**OBJECTIVE:** Copy the records below exactly, leaving out every picture.

* * * *

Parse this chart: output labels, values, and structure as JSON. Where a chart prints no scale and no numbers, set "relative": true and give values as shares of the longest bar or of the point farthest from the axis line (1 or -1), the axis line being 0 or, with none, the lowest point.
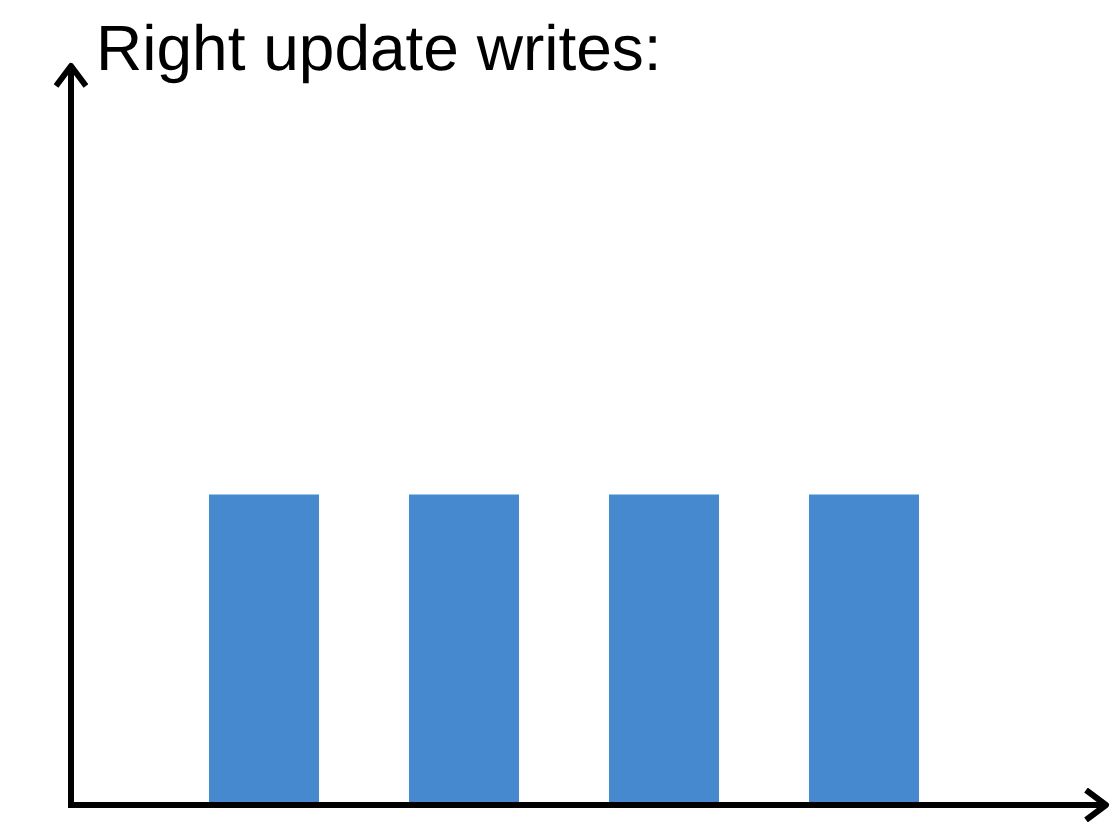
{
  "chart_data": {
    "type": "bar",
    "title": "Right update writes:",
    "categories": [
      null,
      null,
      null,
      null
    ],
    "values": [
      1,
      1,
      1,
      1
    ],
    "color": "#4689cf",
    "relative": true
  }
}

* * * *

**SOLVED PROBLEM:**
Parse this chart: output labels, values, and structure as JSON. Where a chart prints no scale and no numbers, set "relative": true and give values as shares of the longest bar or of the point farthest from the axis line (1 or -1), the axis line being 0 or, with none, the lowest point.
{
  "chart_data": {
    "type": "bar",
    "title": "Right update writes:",
    "categories": [
      null,
      null,
      null,
      null
    ],
    "values": [
      1,
      1,
      1,
      1
    ],
    "color": "#4689cf",
    "relative": true
  }
}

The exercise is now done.